From the items below, pull out every line that contains the string "action".

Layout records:
=-=-=-=-=
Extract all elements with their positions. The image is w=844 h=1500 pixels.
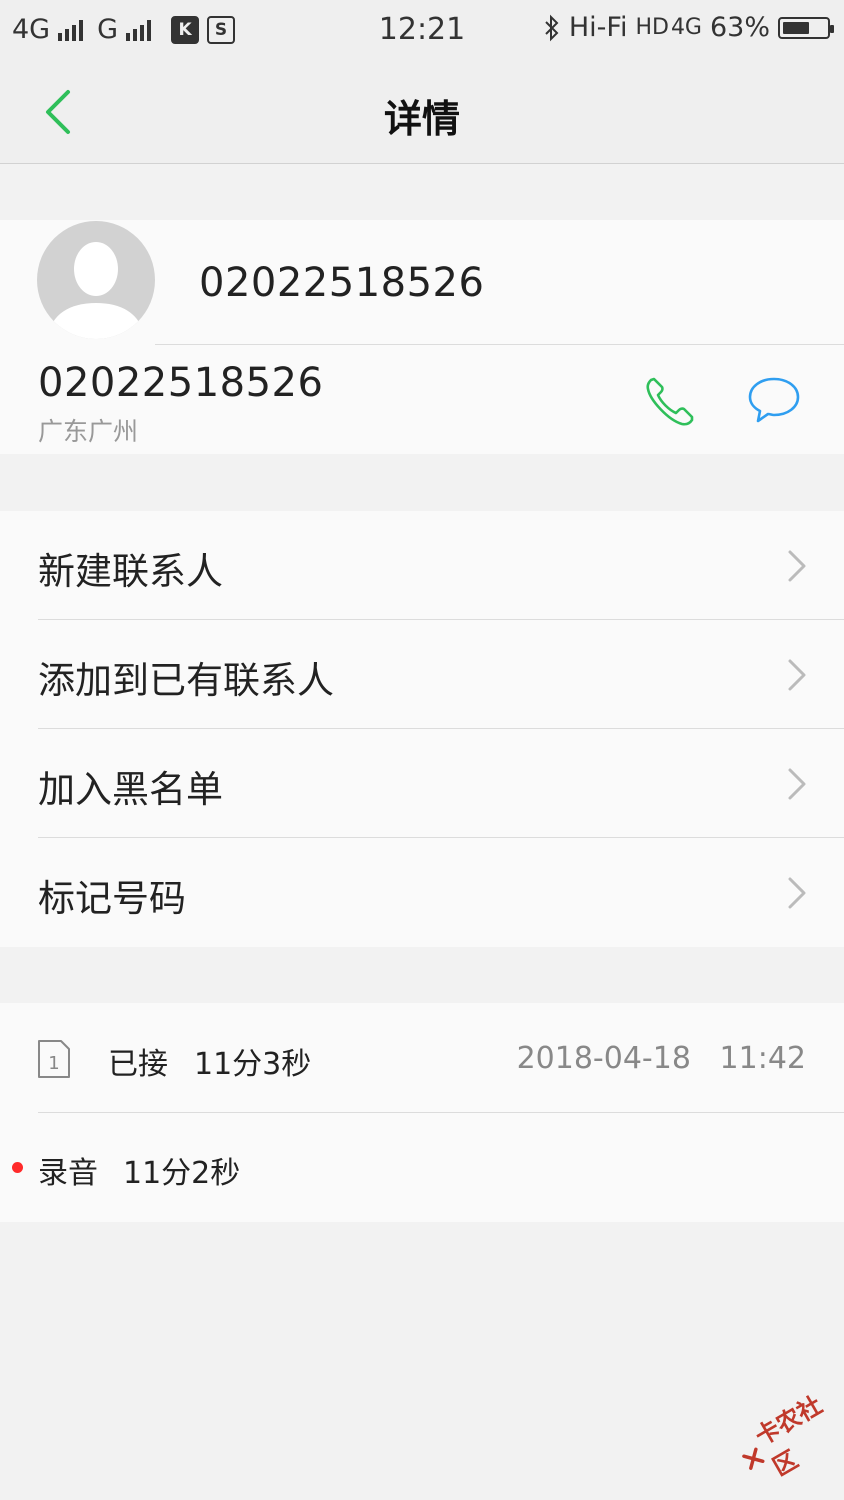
status-bar: 4G G K S 12:21 Hi-Fi HD 4G 63% <box>0 0 844 60</box>
action-mark-number[interactable]: 标记号码 <box>0 838 844 947</box>
chevron-right-icon <box>788 659 806 691</box>
recording-label[interactable]: 录音 <box>38 1148 98 1192</box>
status-right: Hi-Fi HD 4G 63% <box>543 12 834 43</box>
divider <box>155 344 844 345</box>
action-add-to-existing[interactable]: 添加到已有联系人 <box>0 620 844 729</box>
sim-slot: 1 <box>48 1053 59 1074</box>
hd-label: HD <box>635 15 669 40</box>
action-new-contact[interactable]: 新建联系人 <box>0 511 844 620</box>
network-type-3: 4G <box>670 15 702 40</box>
action-label: 加入黑名单 <box>38 768 223 811</box>
title-bar: 详情 <box>0 60 844 164</box>
contact-name: 02022518526 <box>199 260 485 306</box>
call-duration: 11分3秒 <box>194 1047 312 1082</box>
sim-card-icon: 1 <box>38 1040 70 1078</box>
number-location: 广东广州 <box>38 417 139 446</box>
divider <box>38 1112 844 1113</box>
call-button[interactable] <box>642 372 700 430</box>
avatar <box>37 221 155 339</box>
watermark-text: 卡农社区 <box>750 1390 827 1482</box>
recording-dot-icon <box>12 1162 23 1173</box>
call-datetime: 2018-04-18 11:42 <box>516 1041 806 1076</box>
battery-percent: 63% <box>709 12 770 43</box>
contact-card: 02022518526 02022518526 广东广州 <box>0 220 844 454</box>
action-add-to-blacklist[interactable]: 加入黑名单 <box>0 729 844 838</box>
message-button[interactable] <box>745 372 803 430</box>
call-status: 已接 <box>108 1047 168 1082</box>
chevron-right-icon <box>788 768 806 800</box>
action-label: 添加到已有联系人 <box>38 659 334 702</box>
person-silhouette-icon <box>47 242 145 339</box>
hifi-label: Hi-Fi <box>568 12 628 43</box>
recording-duration[interactable]: 11分2秒 <box>123 1148 240 1192</box>
action-list: 新建联系人 添加到已有联系人 加入黑名单 标记号码 <box>0 511 844 947</box>
watermark: 卡农社区 <box>728 1380 844 1494</box>
call-log: 1 已接 11分3秒 2018-04-18 11:42 录音 11分2秒 <box>0 1003 844 1222</box>
message-bubble-icon <box>748 377 800 423</box>
chevron-right-icon <box>788 550 806 582</box>
phone-number[interactable]: 02022518526 <box>38 360 323 406</box>
action-label: 新建联系人 <box>38 550 223 593</box>
battery-fill <box>783 21 810 34</box>
page-title: 详情 <box>383 97 460 141</box>
battery-icon <box>778 16 834 39</box>
chevron-right-icon <box>788 877 806 909</box>
bluetooth-icon <box>545 14 559 41</box>
phone-icon <box>646 377 694 426</box>
action-label: 标记号码 <box>38 877 186 920</box>
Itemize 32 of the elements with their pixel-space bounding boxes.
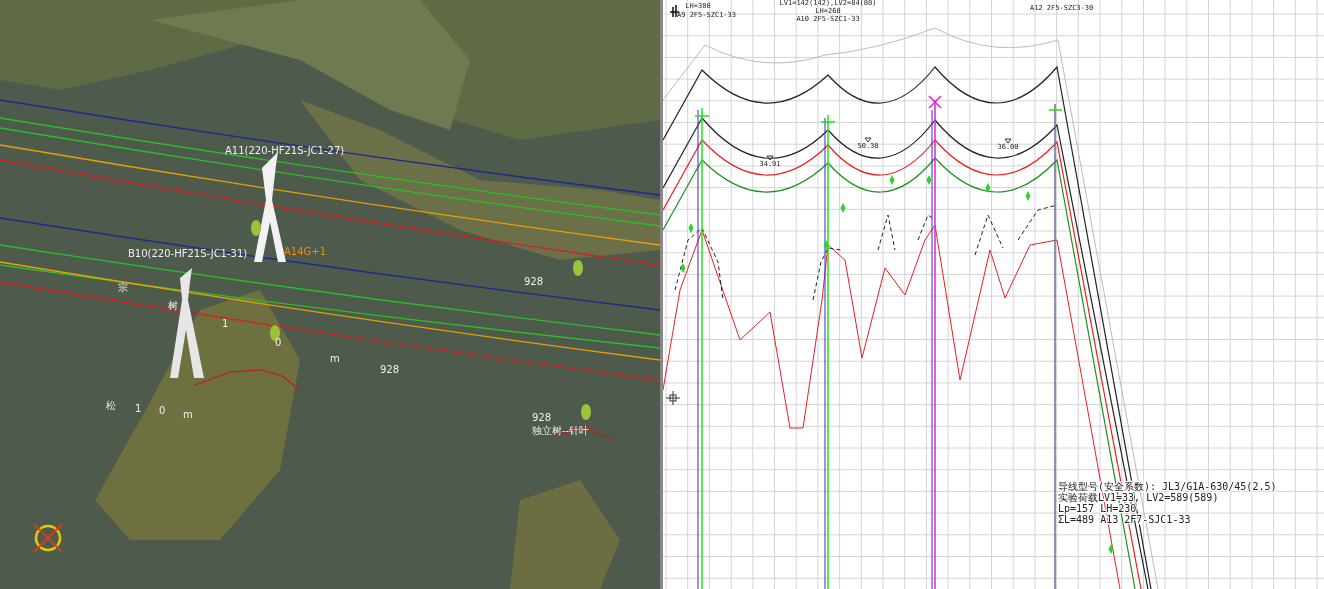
=-=-=-=-=
EXERCISE OUTPUT:
action-mark-number[interactable]: 标记号码 <box>0 838 844 947</box>
action-add-to-existing[interactable]: 添加到已有联系人 <box>0 620 844 729</box>
action-new-contact[interactable]: 新建联系人 <box>0 511 844 620</box>
action-label: 加入黑名单 <box>38 768 223 811</box>
action-add-to-blacklist[interactable]: 加入黑名单 <box>0 729 844 838</box>
action-label: 添加到已有联系人 <box>38 659 334 702</box>
action-list: 新建联系人 添加到已有联系人 加入黑名单 标记号码 <box>0 511 844 947</box>
action-label: 新建联系人 <box>38 550 223 593</box>
action-label: 标记号码 <box>38 877 186 920</box>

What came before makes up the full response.